[Collected data entries]
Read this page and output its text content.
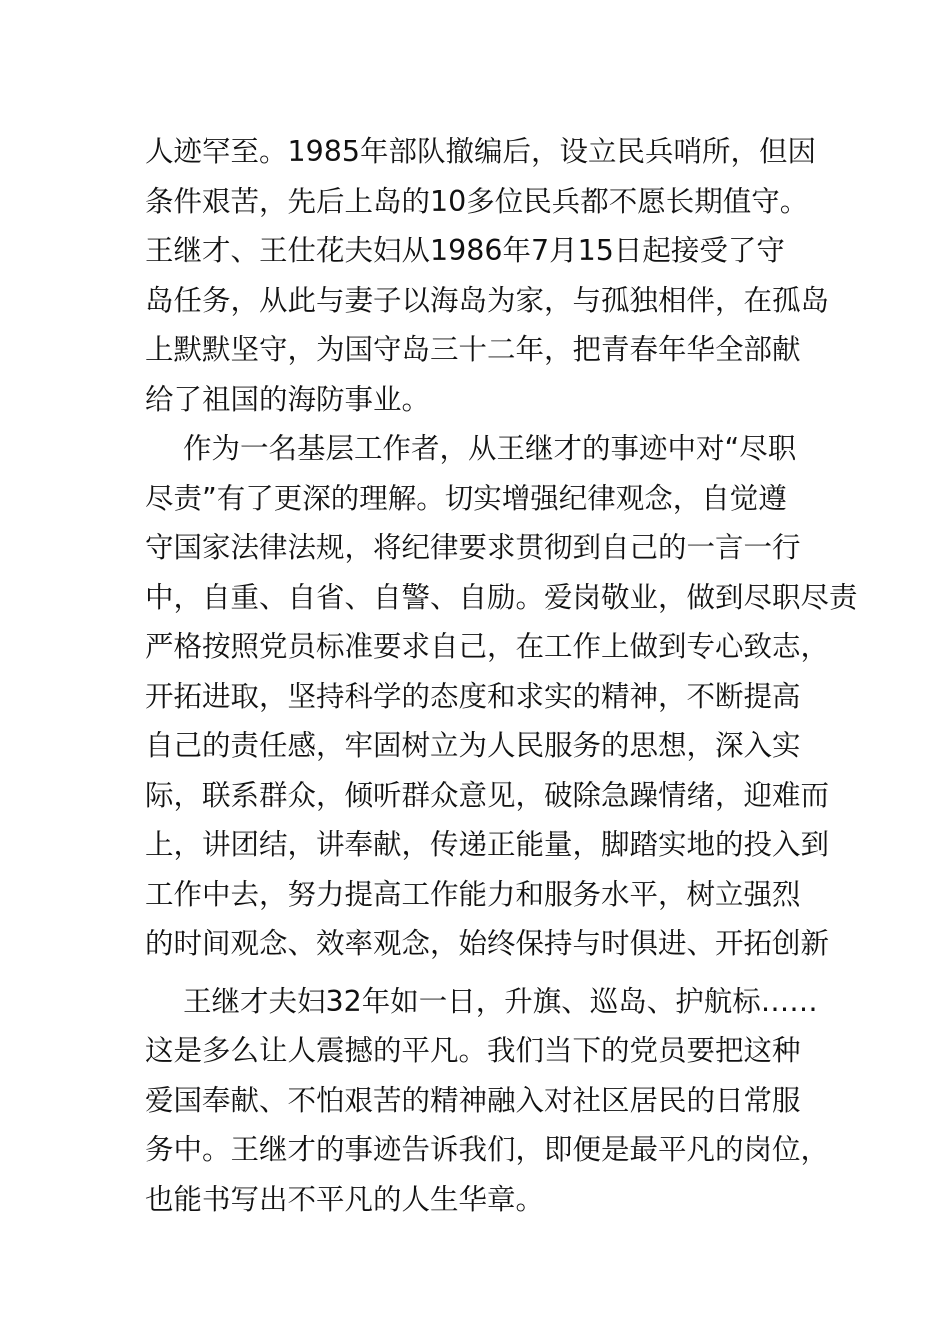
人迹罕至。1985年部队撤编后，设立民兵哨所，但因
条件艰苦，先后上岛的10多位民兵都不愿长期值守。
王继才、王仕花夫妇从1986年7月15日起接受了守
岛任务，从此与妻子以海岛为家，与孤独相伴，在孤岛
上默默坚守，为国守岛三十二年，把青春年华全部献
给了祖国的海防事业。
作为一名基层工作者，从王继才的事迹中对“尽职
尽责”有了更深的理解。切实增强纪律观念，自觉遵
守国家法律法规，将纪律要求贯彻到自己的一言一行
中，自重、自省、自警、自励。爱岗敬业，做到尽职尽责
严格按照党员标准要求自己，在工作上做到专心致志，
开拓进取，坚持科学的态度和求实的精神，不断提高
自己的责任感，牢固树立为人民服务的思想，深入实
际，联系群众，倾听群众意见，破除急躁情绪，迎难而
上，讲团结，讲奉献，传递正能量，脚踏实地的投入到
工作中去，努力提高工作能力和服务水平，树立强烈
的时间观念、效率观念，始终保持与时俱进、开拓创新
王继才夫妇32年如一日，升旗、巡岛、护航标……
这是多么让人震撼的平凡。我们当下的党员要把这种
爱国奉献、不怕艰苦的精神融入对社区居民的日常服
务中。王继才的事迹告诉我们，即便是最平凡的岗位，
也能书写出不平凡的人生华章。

* [WHAT IS ASKED]
Every entry above needs to be retyped exactly; drop the pictures.

* [ANSWER TO THE EXERCISE]
Read this page and output its text content.
人迹罕至。1985年部队撤编后，设立民兵哨所，但因
条件艰苦，先后上岛的10多位民兵都不愿长期值守。
王继才、王仕花夫妇从1986年7月15日起接受了守
岛任务，从此与妻子以海岛为家，与孤独相伴，在孤岛
上默默坚守，为国守岛三十二年，把青春年华全部献
给了祖国的海防事业。
作为一名基层工作者，从王继才的事迹中对“尽职
尽责”有了更深的理解。切实增强纪律观念，自觉遵
守国家法律法规，将纪律要求贯彻到自己的一言一行
中，自重、自省、自警、自励。爱岗敬业，做到尽职尽责
严格按照党员标准要求自己，在工作上做到专心致志，
开拓进取，坚持科学的态度和求实的精神，不断提高
自己的责任感，牢固树立为人民服务的思想，深入实
际，联系群众，倾听群众意见，破除急躁情绪，迎难而
上，讲团结，讲奉献，传递正能量，脚踏实地的投入到
工作中去，努力提高工作能力和服务水平，树立强烈
的时间观念、效率观念，始终保持与时俱进、开拓创新
王继才夫妇32年如一日，升旗、巡岛、护航标……
这是多么让人震撼的平凡。我们当下的党员要把这种
爱国奉献、不怕艰苦的精神融入对社区居民的日常服
务中。王继才的事迹告诉我们，即便是最平凡的岗位，
也能书写出不平凡的人生华章。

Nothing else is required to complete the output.